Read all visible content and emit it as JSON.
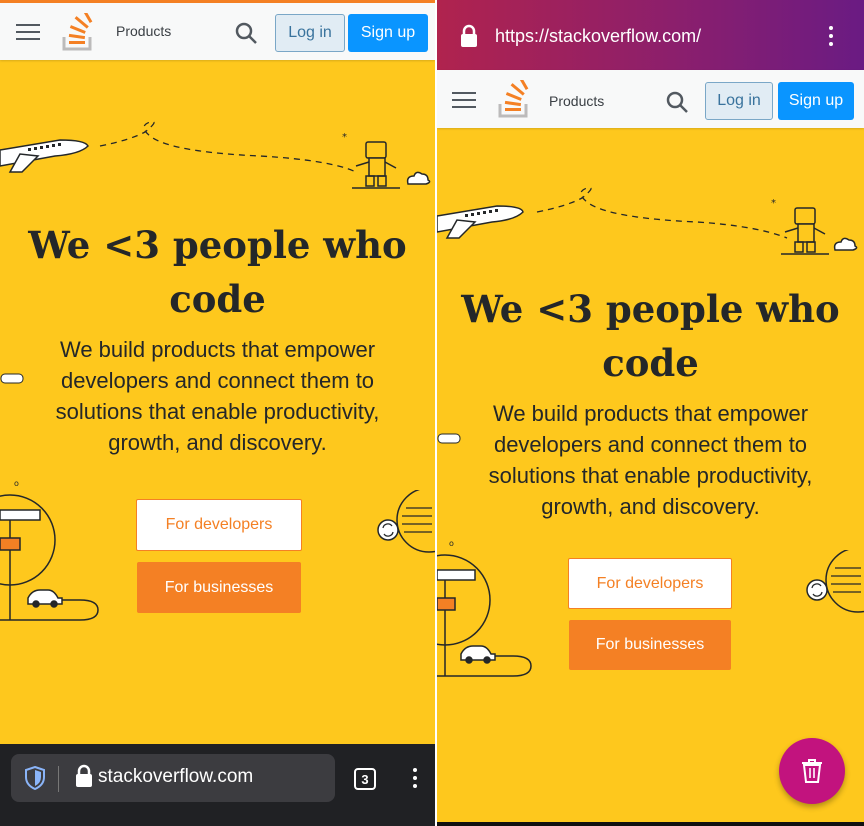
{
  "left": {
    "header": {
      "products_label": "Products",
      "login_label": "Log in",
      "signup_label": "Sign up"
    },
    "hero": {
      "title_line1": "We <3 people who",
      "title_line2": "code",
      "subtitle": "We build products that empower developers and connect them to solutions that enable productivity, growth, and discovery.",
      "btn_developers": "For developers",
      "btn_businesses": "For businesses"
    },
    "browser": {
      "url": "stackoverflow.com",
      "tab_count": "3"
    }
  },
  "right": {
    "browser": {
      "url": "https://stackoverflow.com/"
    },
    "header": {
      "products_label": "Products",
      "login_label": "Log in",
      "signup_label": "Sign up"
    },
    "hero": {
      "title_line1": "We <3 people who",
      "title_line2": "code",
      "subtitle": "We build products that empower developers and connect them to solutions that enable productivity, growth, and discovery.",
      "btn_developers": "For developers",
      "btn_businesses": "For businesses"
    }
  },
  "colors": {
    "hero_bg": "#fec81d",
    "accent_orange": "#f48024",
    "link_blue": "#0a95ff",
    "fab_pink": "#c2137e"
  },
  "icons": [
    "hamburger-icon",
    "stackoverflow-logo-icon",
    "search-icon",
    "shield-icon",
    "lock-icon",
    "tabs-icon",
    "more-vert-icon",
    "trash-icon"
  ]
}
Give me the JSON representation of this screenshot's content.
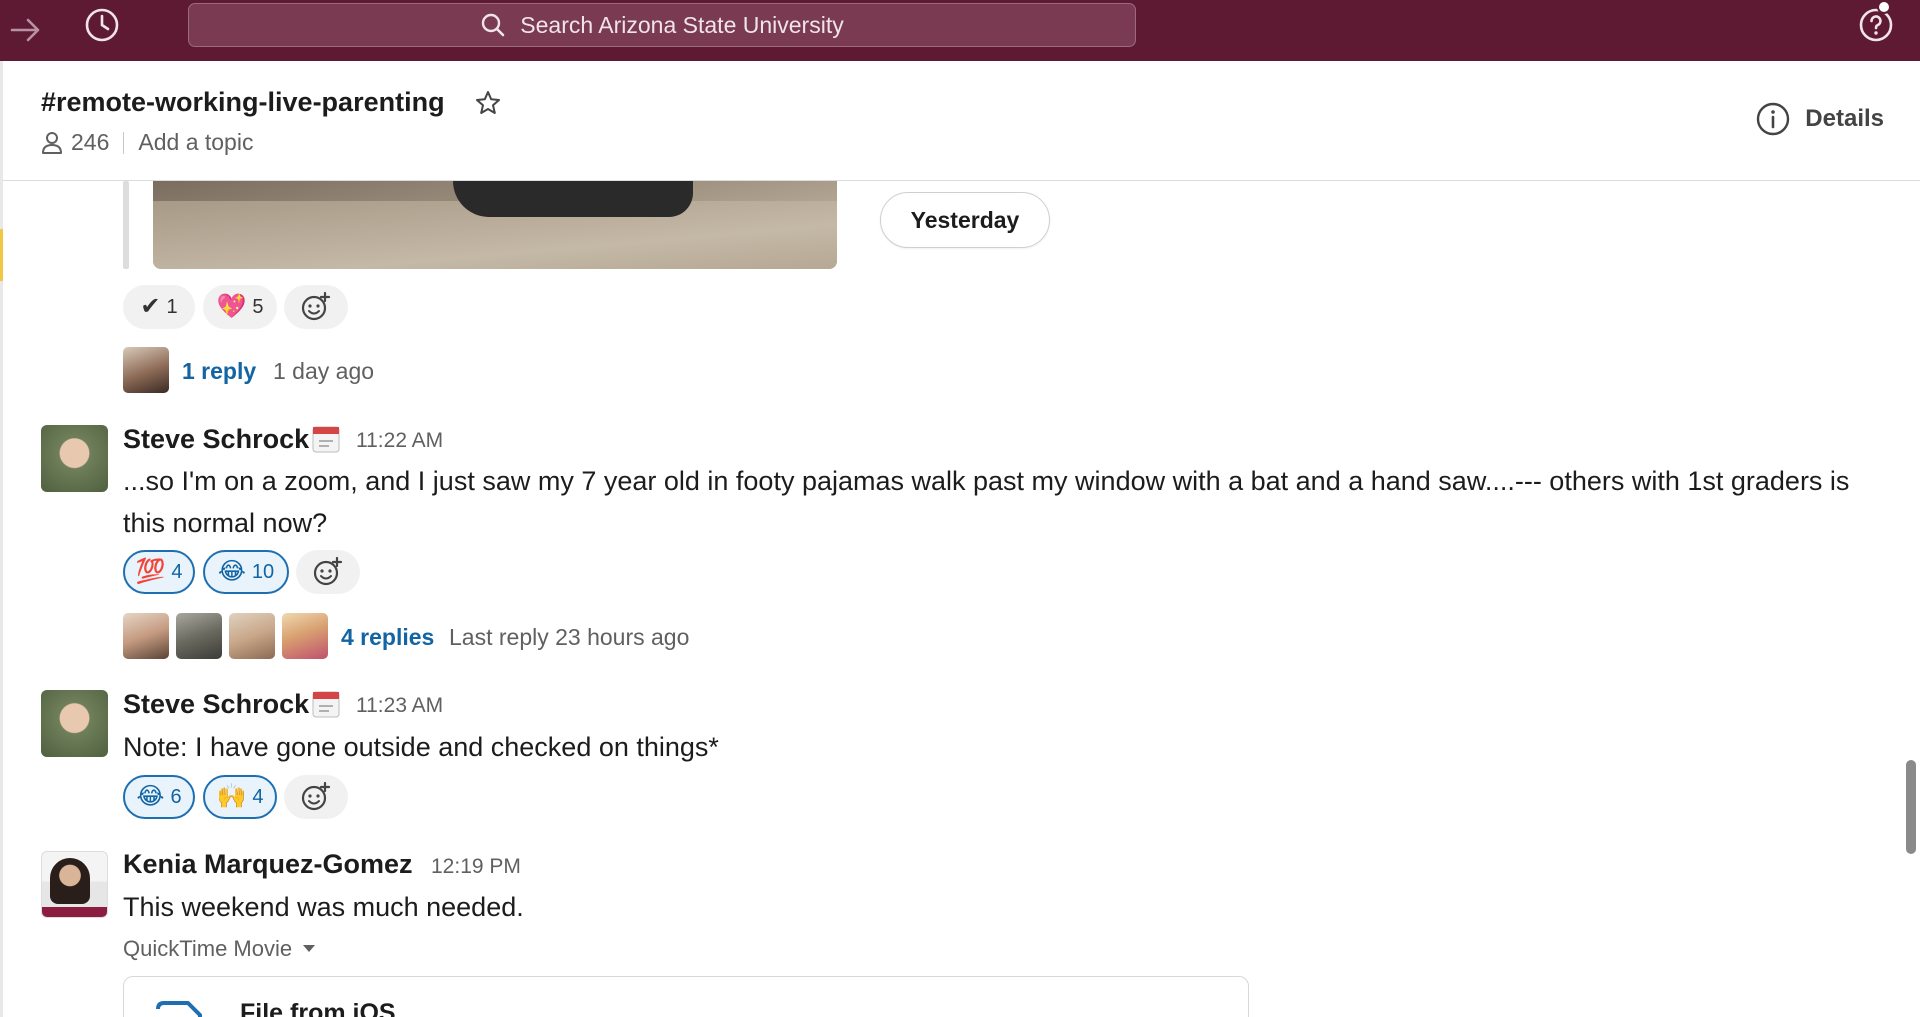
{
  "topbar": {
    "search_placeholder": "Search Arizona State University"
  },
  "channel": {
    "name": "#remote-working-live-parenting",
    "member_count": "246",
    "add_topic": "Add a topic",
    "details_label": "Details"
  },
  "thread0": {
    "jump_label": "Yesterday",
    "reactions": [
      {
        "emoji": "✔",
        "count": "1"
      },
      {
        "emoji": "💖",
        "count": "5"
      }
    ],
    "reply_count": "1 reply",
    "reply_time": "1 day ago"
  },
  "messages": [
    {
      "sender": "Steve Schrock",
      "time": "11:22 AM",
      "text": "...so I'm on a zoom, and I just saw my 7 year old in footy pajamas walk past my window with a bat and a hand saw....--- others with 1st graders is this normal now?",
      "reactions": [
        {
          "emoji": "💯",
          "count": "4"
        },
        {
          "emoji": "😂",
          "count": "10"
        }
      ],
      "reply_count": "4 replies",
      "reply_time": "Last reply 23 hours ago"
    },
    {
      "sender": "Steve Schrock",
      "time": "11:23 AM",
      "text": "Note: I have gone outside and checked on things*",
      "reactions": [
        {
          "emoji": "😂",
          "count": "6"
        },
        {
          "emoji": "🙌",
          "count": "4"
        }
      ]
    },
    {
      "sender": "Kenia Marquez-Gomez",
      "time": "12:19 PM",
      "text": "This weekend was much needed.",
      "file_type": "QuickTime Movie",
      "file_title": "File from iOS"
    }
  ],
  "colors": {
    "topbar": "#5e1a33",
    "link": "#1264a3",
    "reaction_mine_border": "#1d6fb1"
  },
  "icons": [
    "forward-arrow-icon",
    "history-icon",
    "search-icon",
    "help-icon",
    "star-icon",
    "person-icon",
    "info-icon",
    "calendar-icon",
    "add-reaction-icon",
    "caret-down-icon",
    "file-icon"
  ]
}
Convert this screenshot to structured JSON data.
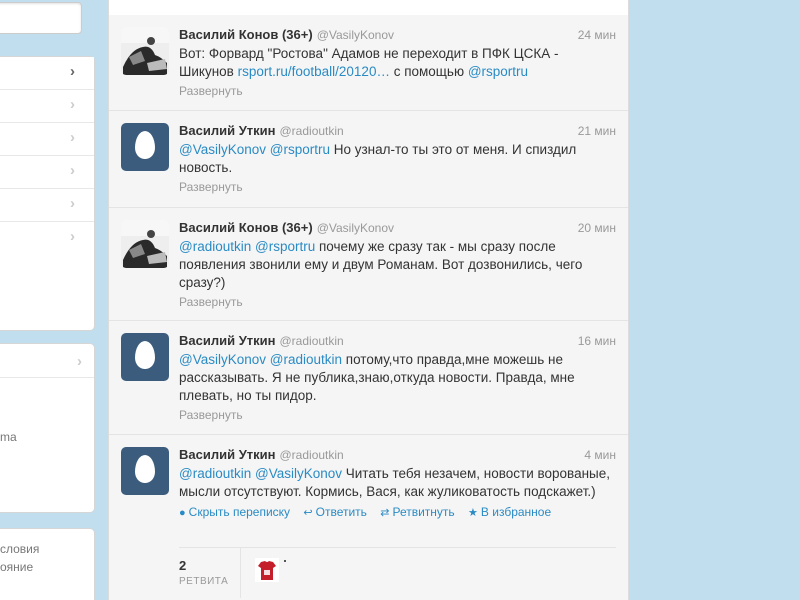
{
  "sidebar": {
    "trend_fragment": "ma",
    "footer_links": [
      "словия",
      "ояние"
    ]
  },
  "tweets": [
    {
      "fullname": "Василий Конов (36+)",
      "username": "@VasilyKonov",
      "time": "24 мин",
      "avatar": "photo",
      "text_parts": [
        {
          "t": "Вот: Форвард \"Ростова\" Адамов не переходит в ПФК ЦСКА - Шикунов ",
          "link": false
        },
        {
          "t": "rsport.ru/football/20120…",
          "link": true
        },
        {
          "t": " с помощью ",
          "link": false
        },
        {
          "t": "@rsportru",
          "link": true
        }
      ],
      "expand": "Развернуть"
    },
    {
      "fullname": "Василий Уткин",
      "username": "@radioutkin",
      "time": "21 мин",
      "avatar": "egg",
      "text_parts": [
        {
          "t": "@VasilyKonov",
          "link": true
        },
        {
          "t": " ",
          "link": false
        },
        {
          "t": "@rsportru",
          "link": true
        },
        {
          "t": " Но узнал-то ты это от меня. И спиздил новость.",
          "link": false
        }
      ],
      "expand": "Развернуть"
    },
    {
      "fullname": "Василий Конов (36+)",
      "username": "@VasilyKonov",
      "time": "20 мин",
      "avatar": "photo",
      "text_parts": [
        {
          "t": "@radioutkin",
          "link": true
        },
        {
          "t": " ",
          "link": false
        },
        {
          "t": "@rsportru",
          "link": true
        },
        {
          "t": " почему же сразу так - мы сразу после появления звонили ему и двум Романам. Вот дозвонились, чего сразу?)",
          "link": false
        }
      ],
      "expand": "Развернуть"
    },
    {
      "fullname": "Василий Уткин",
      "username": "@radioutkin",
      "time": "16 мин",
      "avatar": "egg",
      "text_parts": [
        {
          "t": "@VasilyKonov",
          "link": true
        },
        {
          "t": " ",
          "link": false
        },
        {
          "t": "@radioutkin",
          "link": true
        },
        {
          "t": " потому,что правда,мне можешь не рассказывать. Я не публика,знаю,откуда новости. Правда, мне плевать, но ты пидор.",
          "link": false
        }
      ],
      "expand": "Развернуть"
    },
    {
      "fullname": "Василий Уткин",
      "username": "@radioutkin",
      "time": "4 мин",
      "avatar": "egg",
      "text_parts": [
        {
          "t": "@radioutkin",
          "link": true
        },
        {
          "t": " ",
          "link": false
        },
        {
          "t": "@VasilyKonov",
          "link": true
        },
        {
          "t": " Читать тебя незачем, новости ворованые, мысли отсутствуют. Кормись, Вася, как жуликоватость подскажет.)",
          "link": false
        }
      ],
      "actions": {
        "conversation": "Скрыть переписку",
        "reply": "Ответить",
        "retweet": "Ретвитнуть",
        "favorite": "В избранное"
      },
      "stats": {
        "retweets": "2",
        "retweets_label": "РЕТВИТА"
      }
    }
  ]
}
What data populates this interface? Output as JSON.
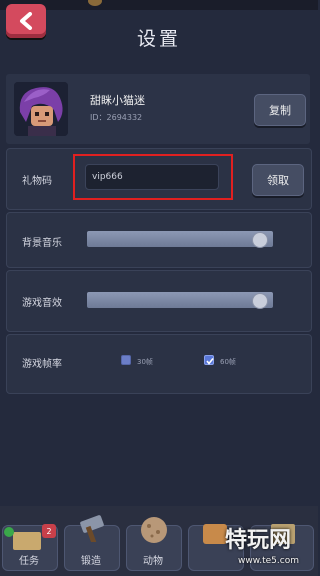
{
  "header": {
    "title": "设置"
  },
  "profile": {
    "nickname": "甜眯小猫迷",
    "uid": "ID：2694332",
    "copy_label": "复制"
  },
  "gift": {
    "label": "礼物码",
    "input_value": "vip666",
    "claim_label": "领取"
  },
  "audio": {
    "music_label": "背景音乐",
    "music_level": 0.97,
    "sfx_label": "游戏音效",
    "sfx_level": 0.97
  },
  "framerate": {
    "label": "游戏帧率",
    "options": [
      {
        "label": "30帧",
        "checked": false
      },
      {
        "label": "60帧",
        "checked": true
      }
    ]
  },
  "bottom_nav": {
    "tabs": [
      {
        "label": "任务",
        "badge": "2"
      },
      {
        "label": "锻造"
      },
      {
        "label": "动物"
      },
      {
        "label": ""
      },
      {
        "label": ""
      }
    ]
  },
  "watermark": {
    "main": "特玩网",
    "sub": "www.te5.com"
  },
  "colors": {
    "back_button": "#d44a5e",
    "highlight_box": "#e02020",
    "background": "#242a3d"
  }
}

## [Task description]
Across the entries above, how many lines contain "screenshot"? Provide only the count.

## [The result]
2